------ Working data ------
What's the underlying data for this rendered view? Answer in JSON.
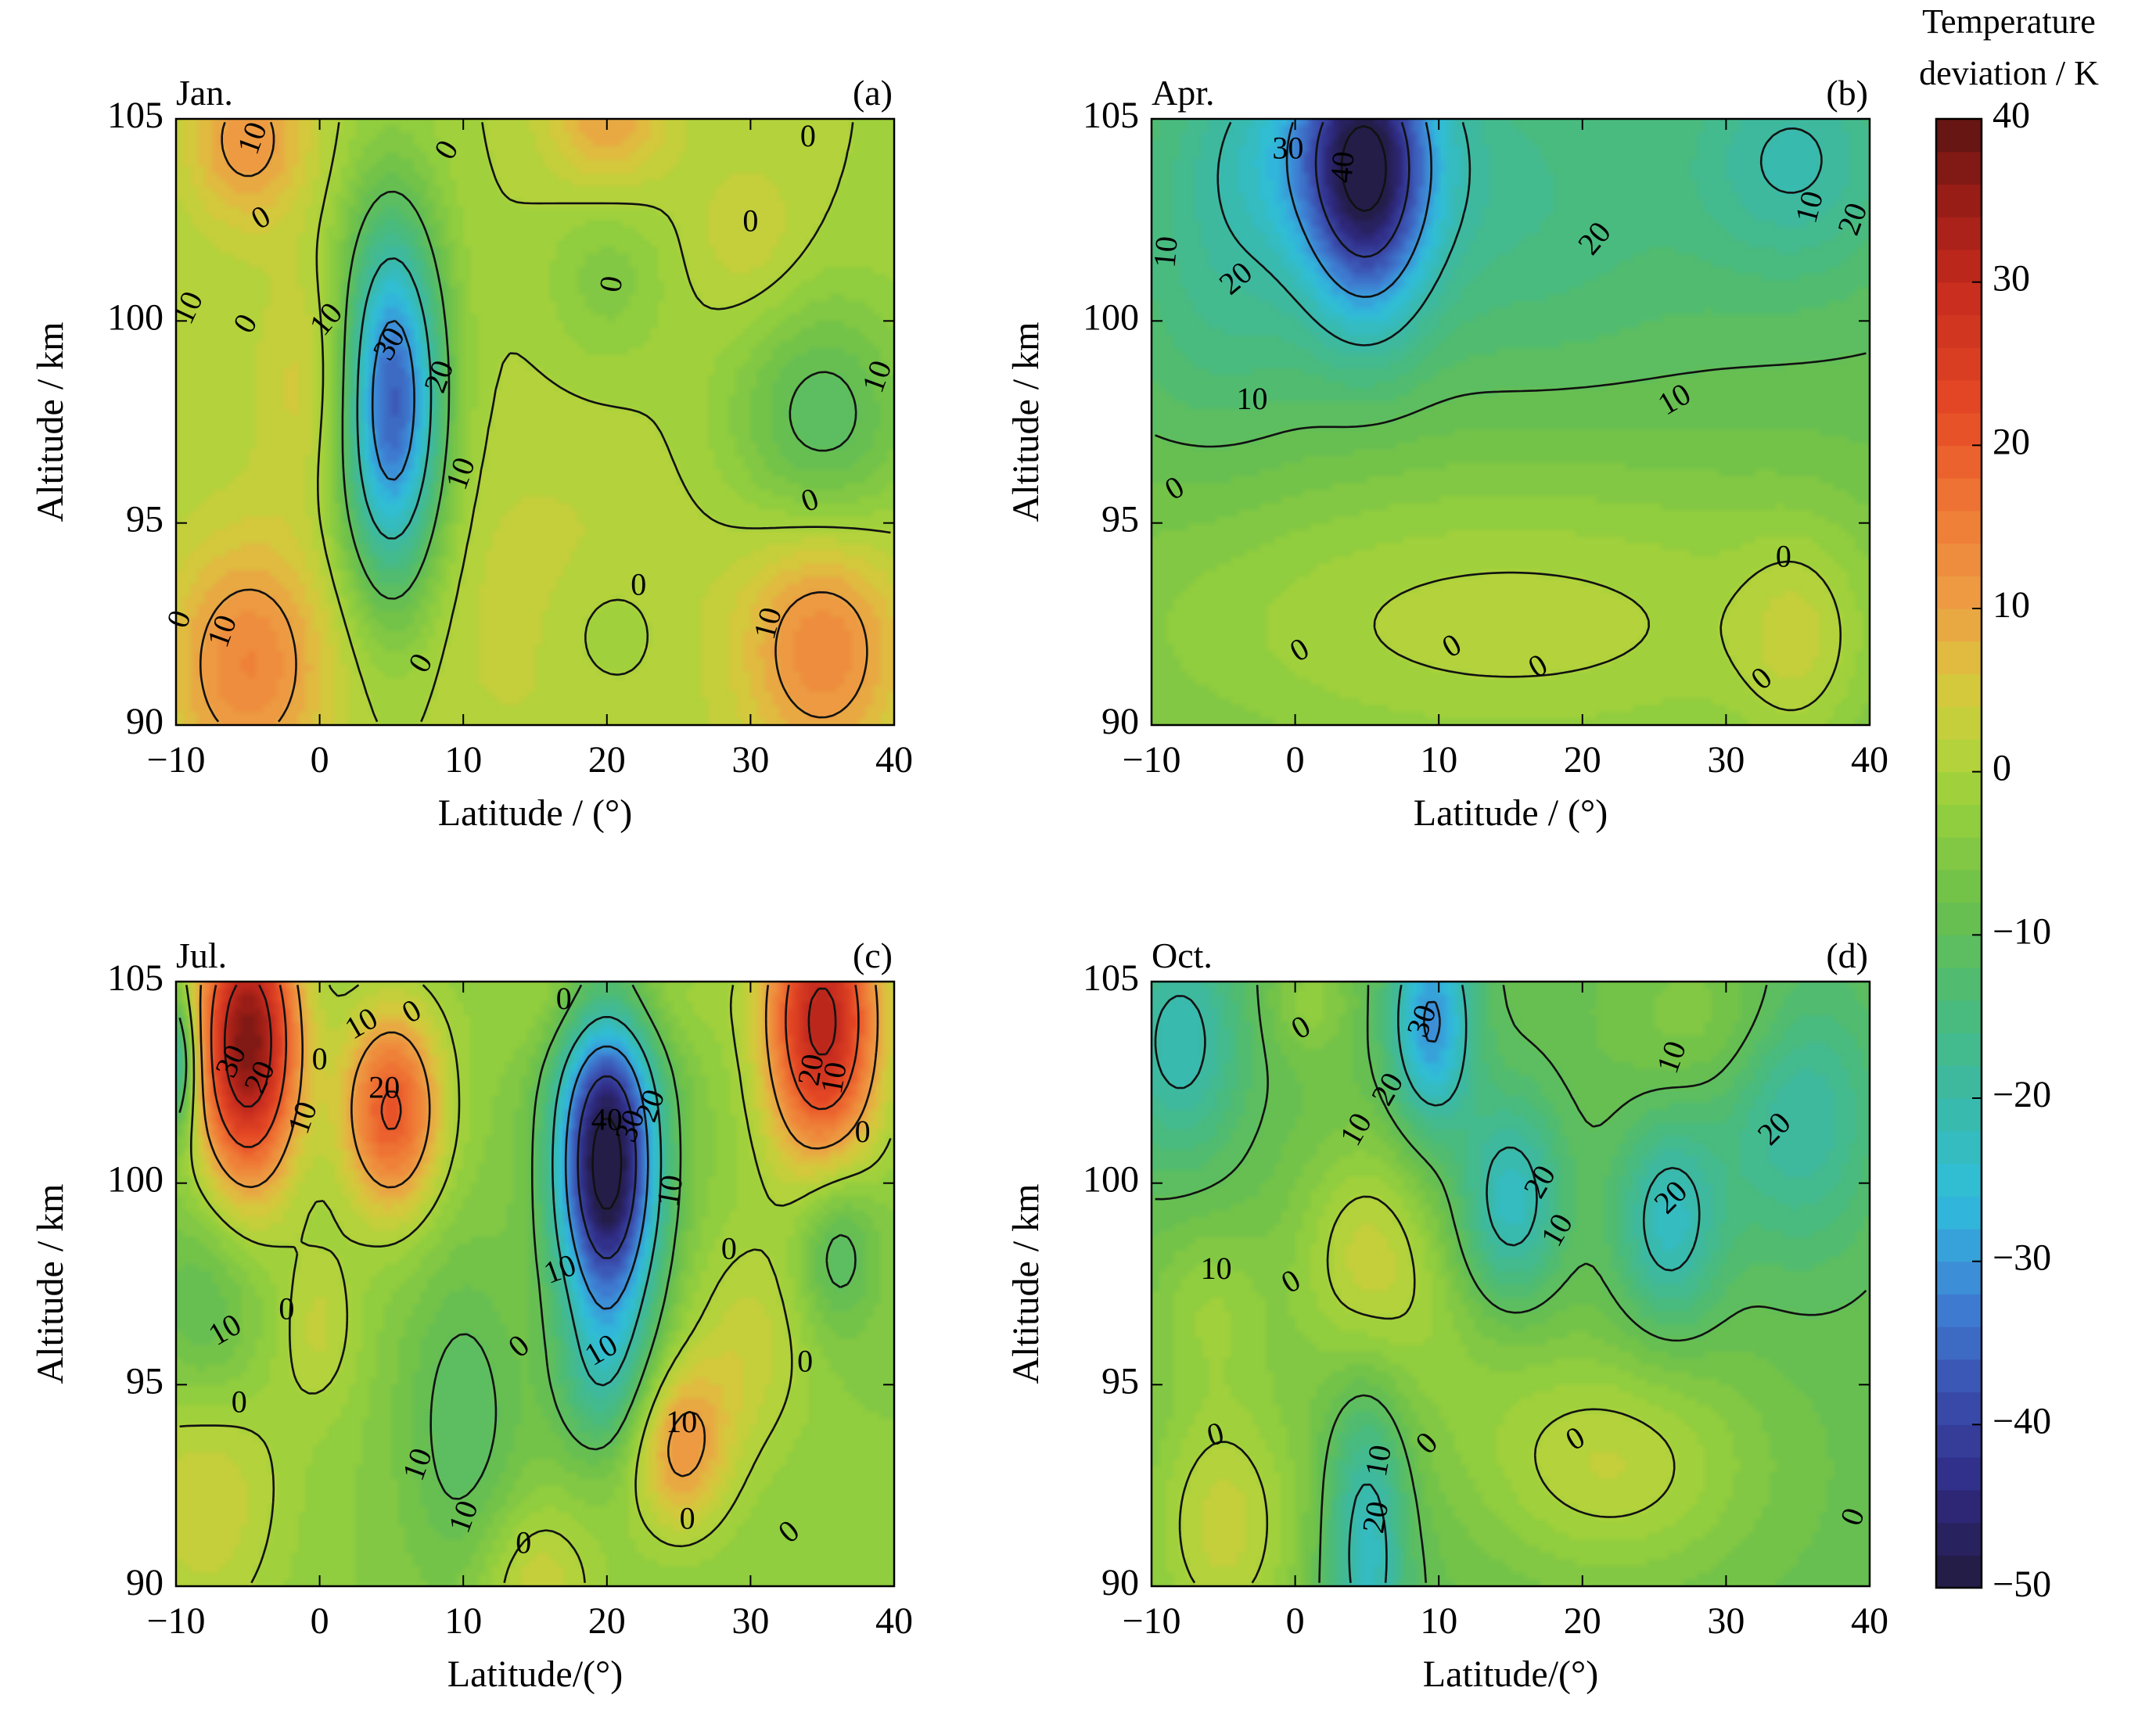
{
  "figure": {
    "colorbar": {
      "title_lines": [
        "Temperature",
        "deviation / K"
      ],
      "min": -50,
      "max": 40,
      "ticks": [
        40,
        30,
        20,
        10,
        0,
        -10,
        -20,
        -30,
        -40,
        -50
      ],
      "levels": 45,
      "stops": [
        {
          "v": -50,
          "c": "#211a3c"
        },
        {
          "v": -44,
          "c": "#2f2a82"
        },
        {
          "v": -38,
          "c": "#3b4fb0"
        },
        {
          "v": -32,
          "c": "#3f84d6"
        },
        {
          "v": -26,
          "c": "#2fbfdc"
        },
        {
          "v": -20,
          "c": "#3bb9a6"
        },
        {
          "v": -14,
          "c": "#4cbb77"
        },
        {
          "v": -8,
          "c": "#6cc04b"
        },
        {
          "v": -2,
          "c": "#97d03c"
        },
        {
          "v": 2,
          "c": "#bcd23a"
        },
        {
          "v": 6,
          "c": "#dcc43e"
        },
        {
          "v": 10,
          "c": "#eca044"
        },
        {
          "v": 16,
          "c": "#f07a36"
        },
        {
          "v": 22,
          "c": "#e64a25"
        },
        {
          "v": 30,
          "c": "#c52a1e"
        },
        {
          "v": 36,
          "c": "#8e1a14"
        },
        {
          "v": 40,
          "c": "#5a1412"
        }
      ]
    }
  },
  "chart_data": [
    {
      "type": "heatmap",
      "panel_label": "(a)",
      "month": "Jan.",
      "xlabel": "Latitude / (°)",
      "ylabel": "Altitude / km",
      "xlim": [
        -10,
        40
      ],
      "ylim": [
        90,
        105
      ],
      "xticks": [
        -10,
        0,
        10,
        20,
        30,
        40
      ],
      "yticks": [
        90,
        95,
        100,
        105
      ],
      "background": 0,
      "features": [
        {
          "x": -5,
          "y": 104.5,
          "amp": 12,
          "sx": 3,
          "sy": 1.5
        },
        {
          "x": 20,
          "y": 105,
          "amp": 10,
          "sx": 3,
          "sy": 1.2
        },
        {
          "x": 5,
          "y": 98,
          "amp": -38,
          "sx": 2.5,
          "sy": 3.2
        },
        {
          "x": 35,
          "y": 97.5,
          "amp": -12,
          "sx": 4.5,
          "sy": 2.2
        },
        {
          "x": -5,
          "y": 91.5,
          "amp": 14,
          "sx": 4,
          "sy": 2.2
        },
        {
          "x": 35,
          "y": 92,
          "amp": 14,
          "sx": 4,
          "sy": 2.2
        },
        {
          "x": 20,
          "y": 92.3,
          "amp": -3,
          "sx": 3,
          "sy": 1.2
        },
        {
          "x": 0,
          "y": 98.5,
          "amp": 6,
          "sx": 3,
          "sy": 2
        },
        {
          "x": 30,
          "y": 102,
          "amp": 4,
          "sx": 3,
          "sy": 1.5
        },
        {
          "x": 20,
          "y": 101,
          "amp": -5,
          "sx": 3,
          "sy": 1.5
        },
        {
          "x": 15,
          "y": 93,
          "amp": 3,
          "sx": 8,
          "sy": 3
        }
      ],
      "contour_labels": [
        {
          "x": -4.5,
          "y": 104.5,
          "text": "10",
          "rot": -70
        },
        {
          "x": 9,
          "y": 104.2,
          "text": "0",
          "rot": -60
        },
        {
          "x": -4,
          "y": 102.5,
          "text": "0",
          "rot": -30
        },
        {
          "x": 34,
          "y": 104.5,
          "text": "0",
          "rot": 0
        },
        {
          "x": 30,
          "y": 102.4,
          "text": "0",
          "rot": 0
        },
        {
          "x": -9,
          "y": 100.3,
          "text": "10",
          "rot": -65
        },
        {
          "x": -5,
          "y": 99.9,
          "text": "0",
          "rot": -60
        },
        {
          "x": 0.6,
          "y": 100,
          "text": "10",
          "rot": -50
        },
        {
          "x": 5,
          "y": 99.4,
          "text": "30",
          "rot": -60
        },
        {
          "x": 8.5,
          "y": 98.6,
          "text": "20",
          "rot": -70
        },
        {
          "x": 20.5,
          "y": 100.9,
          "text": "0",
          "rot": -80
        },
        {
          "x": 39,
          "y": 98.6,
          "text": "10",
          "rot": -70
        },
        {
          "x": 10,
          "y": 96.2,
          "text": "10",
          "rot": -70
        },
        {
          "x": 34.2,
          "y": 95.5,
          "text": "0",
          "rot": -20
        },
        {
          "x": 22.2,
          "y": 93.4,
          "text": "0",
          "rot": 0
        },
        {
          "x": -9.6,
          "y": 92.6,
          "text": "0",
          "rot": -70
        },
        {
          "x": -6.6,
          "y": 92.3,
          "text": "10",
          "rot": -70
        },
        {
          "x": 31.4,
          "y": 92.5,
          "text": "10",
          "rot": -75
        },
        {
          "x": 7.2,
          "y": 91.5,
          "text": "0",
          "rot": -60
        }
      ]
    },
    {
      "type": "heatmap",
      "panel_label": "(b)",
      "month": "Apr.",
      "xlabel": "Latitude / (°)",
      "ylabel": "Altitude / km",
      "xlim": [
        -10,
        40
      ],
      "ylim": [
        90,
        105
      ],
      "xticks": [
        -10,
        0,
        10,
        20,
        30,
        40
      ],
      "yticks": [
        90,
        95,
        100,
        105
      ],
      "background": -10,
      "features": [
        {
          "x": 5,
          "y": 103.5,
          "amp": -30,
          "sx": 3,
          "sy": 2.5
        },
        {
          "x": 2,
          "y": 104.5,
          "amp": -12,
          "sx": 6,
          "sy": 2
        },
        {
          "x": 35,
          "y": 104,
          "amp": -10,
          "sx": 5,
          "sy": 2
        },
        {
          "x": 15,
          "y": 103,
          "amp": -6,
          "sx": 10,
          "sy": 3
        },
        {
          "x": -5,
          "y": 101,
          "amp": -6,
          "sx": 5,
          "sy": 3
        },
        {
          "x": 15,
          "y": 92.5,
          "amp": 11,
          "sx": 22,
          "sy": 3
        },
        {
          "x": 35,
          "y": 92,
          "amp": 6,
          "sx": 3,
          "sy": 2
        }
      ],
      "contour_labels": [
        {
          "x": -0.5,
          "y": 104.2,
          "text": "30",
          "rot": 0
        },
        {
          "x": 3.5,
          "y": 103.8,
          "text": "40",
          "rot": -85
        },
        {
          "x": -8.8,
          "y": 101.7,
          "text": "10",
          "rot": -85
        },
        {
          "x": -4,
          "y": 101,
          "text": "20",
          "rot": -40
        },
        {
          "x": 21,
          "y": 102,
          "text": "20",
          "rot": -50
        },
        {
          "x": 36,
          "y": 102.8,
          "text": "10",
          "rot": -75
        },
        {
          "x": 39,
          "y": 102.5,
          "text": "20",
          "rot": -70
        },
        {
          "x": -3,
          "y": 98,
          "text": "10",
          "rot": 0
        },
        {
          "x": 26.5,
          "y": 98,
          "text": "10",
          "rot": -30
        },
        {
          "x": -8.3,
          "y": 95.8,
          "text": "0",
          "rot": -30
        },
        {
          "x": 0.4,
          "y": 91.8,
          "text": "0",
          "rot": -30
        },
        {
          "x": 11,
          "y": 91.9,
          "text": "0",
          "rot": -30
        },
        {
          "x": 17,
          "y": 91.4,
          "text": "0",
          "rot": -30
        },
        {
          "x": 34,
          "y": 94.1,
          "text": "0",
          "rot": 0
        },
        {
          "x": 32.6,
          "y": 91.1,
          "text": "0",
          "rot": -40
        }
      ]
    },
    {
      "type": "heatmap",
      "panel_label": "(c)",
      "month": "Jul.",
      "xlabel": "Latitude/(°)",
      "ylabel": "Altitude / km",
      "xlim": [
        -10,
        40
      ],
      "ylim": [
        90,
        105
      ],
      "xticks": [
        -10,
        0,
        10,
        20,
        30,
        40
      ],
      "yticks": [
        90,
        95,
        100,
        105
      ],
      "background": -4,
      "features": [
        {
          "x": -5,
          "y": 103.5,
          "amp": 42,
          "sx": 2.5,
          "sy": 2.5
        },
        {
          "x": 5,
          "y": 101.8,
          "amp": 25,
          "sx": 2.5,
          "sy": 1.8
        },
        {
          "x": 35,
          "y": 104,
          "amp": 36,
          "sx": 2.8,
          "sy": 2.5
        },
        {
          "x": 20,
          "y": 100.5,
          "amp": -50,
          "sx": 2.5,
          "sy": 2.8
        },
        {
          "x": -10,
          "y": 103,
          "amp": -20,
          "sx": 1,
          "sy": 1.2
        },
        {
          "x": -8,
          "y": 96.5,
          "amp": -10,
          "sx": 3,
          "sy": 2
        },
        {
          "x": 20,
          "y": 95,
          "amp": -10,
          "sx": 2.5,
          "sy": 1.5
        },
        {
          "x": 36,
          "y": 98.5,
          "amp": -10,
          "sx": 2,
          "sy": 1.5
        },
        {
          "x": 25,
          "y": 93.5,
          "amp": 16,
          "sx": 2.5,
          "sy": 1.5
        },
        {
          "x": -8,
          "y": 93,
          "amp": 9,
          "sx": 4,
          "sy": 3
        },
        {
          "x": 30,
          "y": 96,
          "amp": 7,
          "sx": 3,
          "sy": 2
        },
        {
          "x": 0,
          "y": 96.5,
          "amp": 6,
          "sx": 2,
          "sy": 1.5
        },
        {
          "x": 10,
          "y": 94,
          "amp": -8,
          "sx": 3,
          "sy": 3
        },
        {
          "x": 15,
          "y": 90,
          "amp": 8,
          "sx": 3,
          "sy": 1.5
        },
        {
          "x": 20,
          "y": 104.5,
          "amp": 6,
          "sx": 5,
          "sy": 1
        }
      ],
      "contour_labels": [
        {
          "x": -6,
          "y": 103,
          "text": "30",
          "rot": -65
        },
        {
          "x": -4,
          "y": 102.6,
          "text": "20",
          "rot": -65
        },
        {
          "x": -1,
          "y": 101.6,
          "text": "10",
          "rot": -70
        },
        {
          "x": 3,
          "y": 103.9,
          "text": "10",
          "rot": -30
        },
        {
          "x": 4.5,
          "y": 102.3,
          "text": "20",
          "rot": 0
        },
        {
          "x": 6.5,
          "y": 104.2,
          "text": "0",
          "rot": -30
        },
        {
          "x": 0,
          "y": 103,
          "text": "0",
          "rot": 0
        },
        {
          "x": 17,
          "y": 104.5,
          "text": "0",
          "rot": 0
        },
        {
          "x": 20,
          "y": 101.5,
          "text": "40",
          "rot": 0
        },
        {
          "x": 21.8,
          "y": 101.4,
          "text": "30",
          "rot": -70
        },
        {
          "x": 23.2,
          "y": 101.9,
          "text": "20",
          "rot": -70
        },
        {
          "x": 24.6,
          "y": 99.8,
          "text": "10",
          "rot": -80
        },
        {
          "x": 16.8,
          "y": 97.8,
          "text": "10",
          "rot": -20
        },
        {
          "x": 34.4,
          "y": 102.8,
          "text": "20",
          "rot": -80
        },
        {
          "x": 36,
          "y": 102.6,
          "text": "10",
          "rot": -80
        },
        {
          "x": 37.8,
          "y": 101.2,
          "text": "0",
          "rot": 0
        },
        {
          "x": 28.5,
          "y": 98.3,
          "text": "0",
          "rot": 0
        },
        {
          "x": -6.5,
          "y": 96.3,
          "text": "10",
          "rot": -30
        },
        {
          "x": -2.3,
          "y": 96.8,
          "text": "0",
          "rot": 0
        },
        {
          "x": 14,
          "y": 95.9,
          "text": "0",
          "rot": -40
        },
        {
          "x": 19.7,
          "y": 95.8,
          "text": "10",
          "rot": -30
        },
        {
          "x": 33.8,
          "y": 95.5,
          "text": "0",
          "rot": 0
        },
        {
          "x": -5.6,
          "y": 94.5,
          "text": "0",
          "rot": 0
        },
        {
          "x": 7,
          "y": 93,
          "text": "10",
          "rot": -70
        },
        {
          "x": 10.2,
          "y": 91.7,
          "text": "10",
          "rot": -70
        },
        {
          "x": 25.2,
          "y": 94,
          "text": "10",
          "rot": 0
        },
        {
          "x": 25.6,
          "y": 91.6,
          "text": "0",
          "rot": 0
        },
        {
          "x": 32.8,
          "y": 91.3,
          "text": "0",
          "rot": -40
        },
        {
          "x": 14.2,
          "y": 91,
          "text": "0",
          "rot": 0
        }
      ]
    },
    {
      "type": "heatmap",
      "panel_label": "(d)",
      "month": "Oct.",
      "xlabel": "Latitude/(°)",
      "ylabel": "Altitude / km",
      "xlim": [
        -10,
        40
      ],
      "ylim": [
        90,
        105
      ],
      "xticks": [
        -10,
        0,
        10,
        20,
        30,
        40
      ],
      "yticks": [
        90,
        95,
        100,
        105
      ],
      "background": -9,
      "features": [
        {
          "x": 9.5,
          "y": 104,
          "amp": -22,
          "sx": 2,
          "sy": 1.8
        },
        {
          "x": -8,
          "y": 103.5,
          "amp": -13,
          "sx": 3,
          "sy": 2
        },
        {
          "x": 35,
          "y": 102,
          "amp": -12,
          "sx": 4,
          "sy": 2.5
        },
        {
          "x": 15,
          "y": 99.5,
          "amp": -15,
          "sx": 2.5,
          "sy": 1.8
        },
        {
          "x": 26,
          "y": 99,
          "amp": -14,
          "sx": 2.5,
          "sy": 1.8
        },
        {
          "x": 5,
          "y": 91,
          "amp": -15,
          "sx": 2,
          "sy": 2.8
        },
        {
          "x": 5,
          "y": 98.3,
          "amp": 11,
          "sx": 3.5,
          "sy": 2
        },
        {
          "x": -5,
          "y": 91.5,
          "amp": 12,
          "sx": 4,
          "sy": 2.5
        },
        {
          "x": 22,
          "y": 93,
          "amp": 11,
          "sx": 7,
          "sy": 2
        },
        {
          "x": 30,
          "y": 104,
          "amp": 6,
          "sx": 5,
          "sy": 1.5
        },
        {
          "x": 1,
          "y": 104.5,
          "amp": 6,
          "sx": 2,
          "sy": 1
        },
        {
          "x": 10,
          "y": 96,
          "amp": 4,
          "sx": 6,
          "sy": 2
        },
        {
          "x": -6,
          "y": 97,
          "amp": 6,
          "sx": 3,
          "sy": 1.5
        }
      ],
      "contour_labels": [
        {
          "x": 0.5,
          "y": 103.8,
          "text": "0",
          "rot": -30
        },
        {
          "x": 9,
          "y": 104,
          "text": "30",
          "rot": -70
        },
        {
          "x": 6.6,
          "y": 102.3,
          "text": "20",
          "rot": -60
        },
        {
          "x": 4.4,
          "y": 101.3,
          "text": "10",
          "rot": -60
        },
        {
          "x": 26.4,
          "y": 103.1,
          "text": "10",
          "rot": -70
        },
        {
          "x": 33.5,
          "y": 101.3,
          "text": "20",
          "rot": -45
        },
        {
          "x": 17.2,
          "y": 100,
          "text": "20",
          "rot": -60
        },
        {
          "x": 18.4,
          "y": 98.8,
          "text": "10",
          "rot": -60
        },
        {
          "x": 26.3,
          "y": 99.6,
          "text": "20",
          "rot": -45
        },
        {
          "x": -5.5,
          "y": 97.8,
          "text": "10",
          "rot": 0
        },
        {
          "x": -0.2,
          "y": 97.5,
          "text": "0",
          "rot": -30
        },
        {
          "x": -5.5,
          "y": 93.7,
          "text": "0",
          "rot": -15
        },
        {
          "x": 6,
          "y": 93.1,
          "text": "10",
          "rot": -80
        },
        {
          "x": 5.8,
          "y": 91.7,
          "text": "20",
          "rot": -80
        },
        {
          "x": 9.3,
          "y": 93.5,
          "text": "0",
          "rot": -45
        },
        {
          "x": 19.6,
          "y": 93.6,
          "text": "0",
          "rot": -30
        },
        {
          "x": 39,
          "y": 91.7,
          "text": "0",
          "rot": -70
        }
      ]
    }
  ]
}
------
● **What needs to be done**
Which lines in the records above contain the string "month"? Copy each one.

● **Expected answer**
      "month": "Jan.",
      "month": "Apr.",
      "month": "Jul.",
      "month": "Oct.",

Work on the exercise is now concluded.